* **OBJECTIVE**:
Transcribe the whole listing without a single picture.

Entries taken from a collection:
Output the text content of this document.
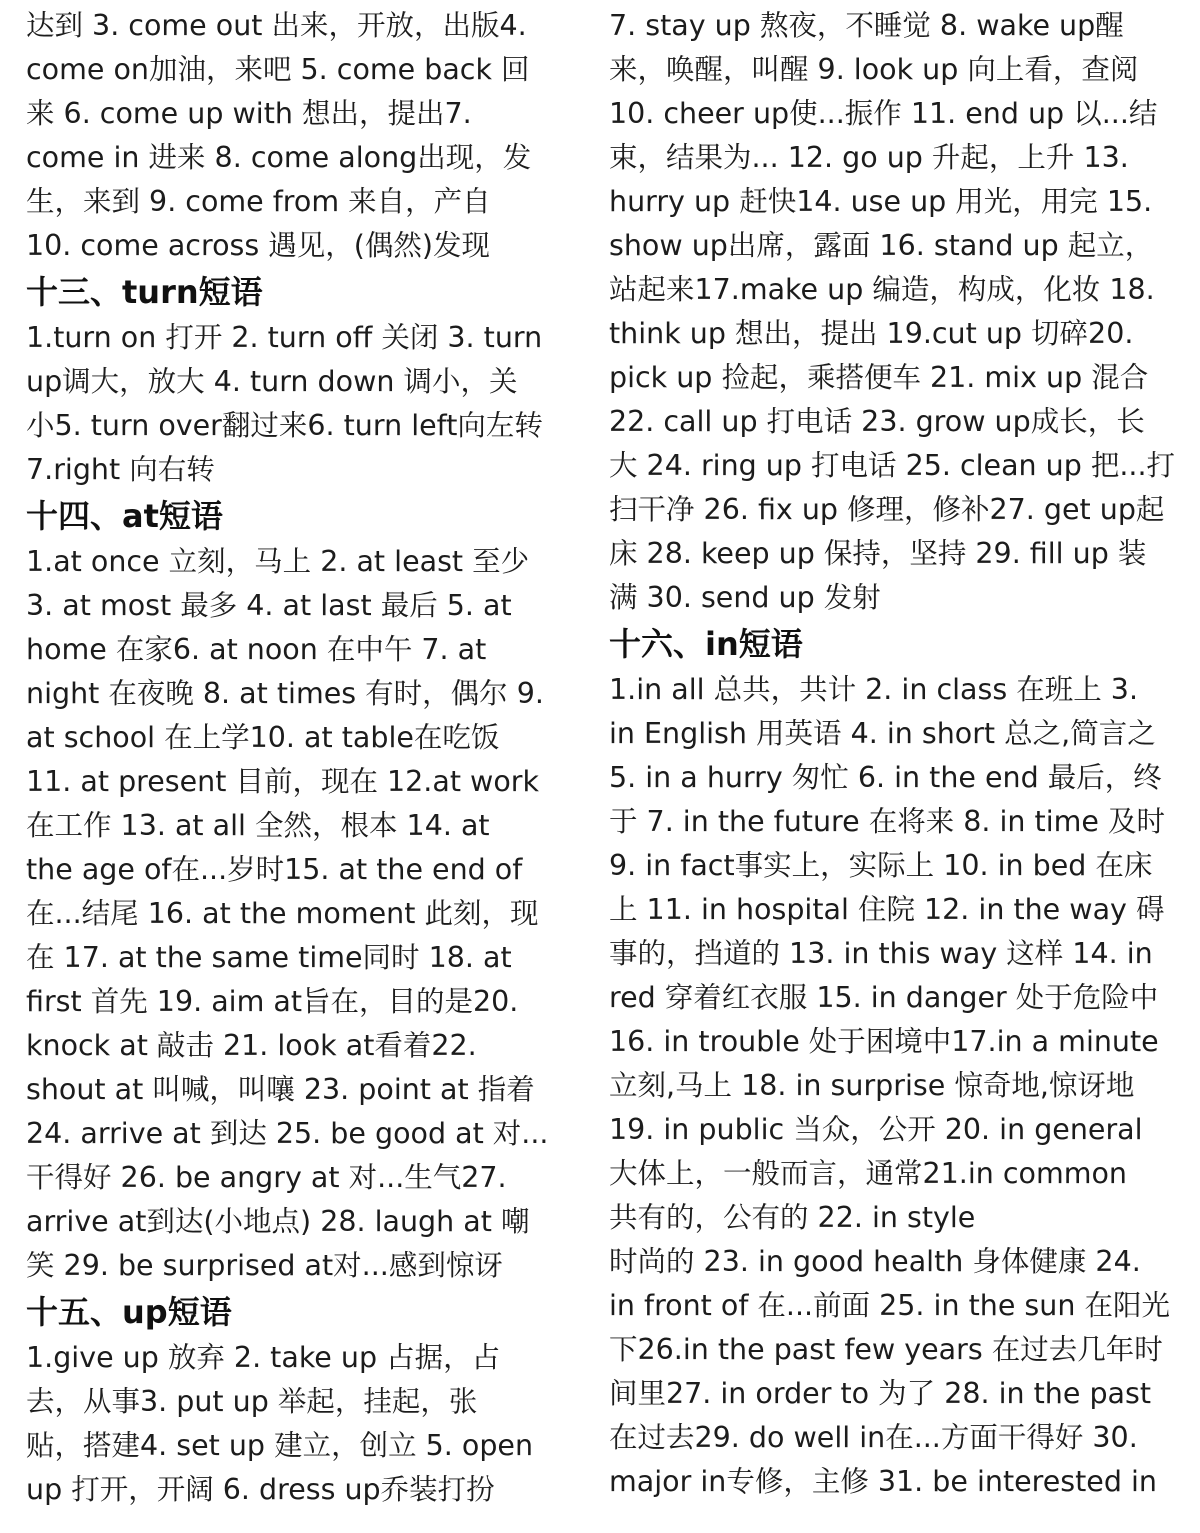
达到 3. come out 出来，开放，出版4.
come on加油，来吧 5. come back 回
来 6. come up with 想出，提出7.
come in 进来 8. come along出现，发
生，来到 9. come from 来自，产自
10. come across 遇见，(偶然)发现
十三、turn短语
1.turn on 打开 2. turn off 关闭 3. turn
up调大，放大 4. turn down 调小，关
小5. turn over翻过来6. turn left向左转
7.right 向右转
十四、at短语
1.at once 立刻，马上 2. at least 至少
3. at most 最多 4. at last 最后 5. at
home 在家6. at noon 在中午 7. at
night 在夜晚 8. at times 有时，偶尔 9.
at school 在上学10. at table在吃饭
11. at present 目前，现在 12.at work
在工作 13. at all 全然，根本 14. at
the age of在...岁时15. at the end of
在...结尾 16. at the moment 此刻，现
在 17. at the same time同时 18. at
first 首先 19. aim at旨在，目的是20.
knock at 敲击 21. look at看着22.
shout at 叫喊，叫嚷 23. point at 指着
24. arrive at 到达 25. be good at 对...
干得好 26. be angry at 对...生气27.
arrive at到达(小地点) 28. laugh at 嘲
笑 29. be surprised at对...感到惊讶
十五、up短语
1.give up 放弃 2. take up 占据，占
去，从事3. put up 举起，挂起，张
贴，搭建4. set up 建立，创立 5. open
up 打开，开阔 6. dress up乔装打扮
7. stay up 熬夜，不睡觉 8. wake up醒
来，唤醒，叫醒 9. look up 向上看，查阅
10. cheer up使...振作 11. end up 以...结
束，结果为... 12. go up 升起，上升 13.
hurry up 赶快14. use up 用光，用完 15.
show up出席，露面 16. stand up 起立，
站起来17.make up 编造，构成，化妆 18.
think up 想出，提出 19.cut up 切碎20.
pick up 捡起，乘搭便车 21. mix up 混合
22. call up 打电话 23. grow up成长，长
大 24. ring up 打电话 25. clean up 把...打
扫干净 26. fix up 修理，修补27. get up起
床 28. keep up 保持，坚持 29. fill up 装
满 30. send up 发射
十六、in短语
1.in all 总共，共计 2. in class 在班上 3.
in English 用英语 4. in short 总之,简言之
5. in a hurry 匆忙 6. in the end 最后，终
于 7. in the future 在将来 8. in time 及时
9. in fact事实上，实际上 10. in bed 在床
上 11. in hospital 住院 12. in the way 碍
事的，挡道的 13. in this way 这样 14. in
red 穿着红衣服 15. in danger 处于危险中
16. in trouble 处于困境中17.in a minute
立刻,马上 18. in surprise 惊奇地,惊讶地
19. in public 当众，公开 20. in general
大体上，一般而言，通常21.in common
共有的，公有的 22. in style
时尚的 23. in good health 身体健康 24.
in front of 在...前面 25. in the sun 在阳光
下26.in the past few years 在过去几年时
间里27. in order to 为了 28. in the past
在过去29. do well in在...方面干得好 30.
major in专修，主修 31. be interested in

* **FINISHED TASK**:
Output the text content of this document.
达到 3. come out 出来，开放，出版4.
come on加油，来吧 5. come back 回
来 6. come up with 想出，提出7.
come in 进来 8. come along出现，发
生，来到 9. come from 来自，产自
10. come across 遇见，(偶然)发现
十三、turn短语
1.turn on 打开 2. turn off 关闭 3. turn
up调大，放大 4. turn down 调小，关
小5. turn over翻过来6. turn left向左转
7.right 向右转
十四、at短语
1.at once 立刻，马上 2. at least 至少
3. at most 最多 4. at last 最后 5. at
home 在家6. at noon 在中午 7. at
night 在夜晚 8. at times 有时，偶尔 9.
at school 在上学10. at table在吃饭
11. at present 目前，现在 12.at work
在工作 13. at all 全然，根本 14. at
the age of在...岁时15. at the end of
在...结尾 16. at the moment 此刻，现
在 17. at the same time同时 18. at
first 首先 19. aim at旨在，目的是20.
knock at 敲击 21. look at看着22.
shout at 叫喊，叫嚷 23. point at 指着
24. arrive at 到达 25. be good at 对...
干得好 26. be angry at 对...生气27.
arrive at到达(小地点) 28. laugh at 嘲
笑 29. be surprised at对...感到惊讶
十五、up短语
1.give up 放弃 2. take up 占据，占
去，从事3. put up 举起，挂起，张
贴，搭建4. set up 建立，创立 5. open
up 打开，开阔 6. dress up乔装打扮
7. stay up 熬夜，不睡觉 8. wake up醒
来，唤醒，叫醒 9. look up 向上看，查阅
10. cheer up使...振作 11. end up 以...结
束，结果为... 12. go up 升起，上升 13.
hurry up 赶快14. use up 用光，用完 15.
show up出席，露面 16. stand up 起立，
站起来17.make up 编造，构成，化妆 18.
think up 想出，提出 19.cut up 切碎20.
pick up 捡起，乘搭便车 21. mix up 混合
22. call up 打电话 23. grow up成长，长
大 24. ring up 打电话 25. clean up 把...打
扫干净 26. fix up 修理，修补27. get up起
床 28. keep up 保持，坚持 29. fill up 装
满 30. send up 发射
十六、in短语
1.in all 总共，共计 2. in class 在班上 3.
in English 用英语 4. in short 总之,简言之
5. in a hurry 匆忙 6. in the end 最后，终
于 7. in the future 在将来 8. in time 及时
9. in fact事实上，实际上 10. in bed 在床
上 11. in hospital 住院 12. in the way 碍
事的，挡道的 13. in this way 这样 14. in
red 穿着红衣服 15. in danger 处于危险中
16. in trouble 处于困境中17.in a minute
立刻,马上 18. in surprise 惊奇地,惊讶地
19. in public 当众，公开 20. in general
大体上，一般而言，通常21.in common
共有的，公有的 22. in style
时尚的 23. in good health 身体健康 24.
in front of 在...前面 25. in the sun 在阳光
下26.in the past few years 在过去几年时
间里27. in order to 为了 28. in the past
在过去29. do well in在...方面干得好 30.
major in专修，主修 31. be interested in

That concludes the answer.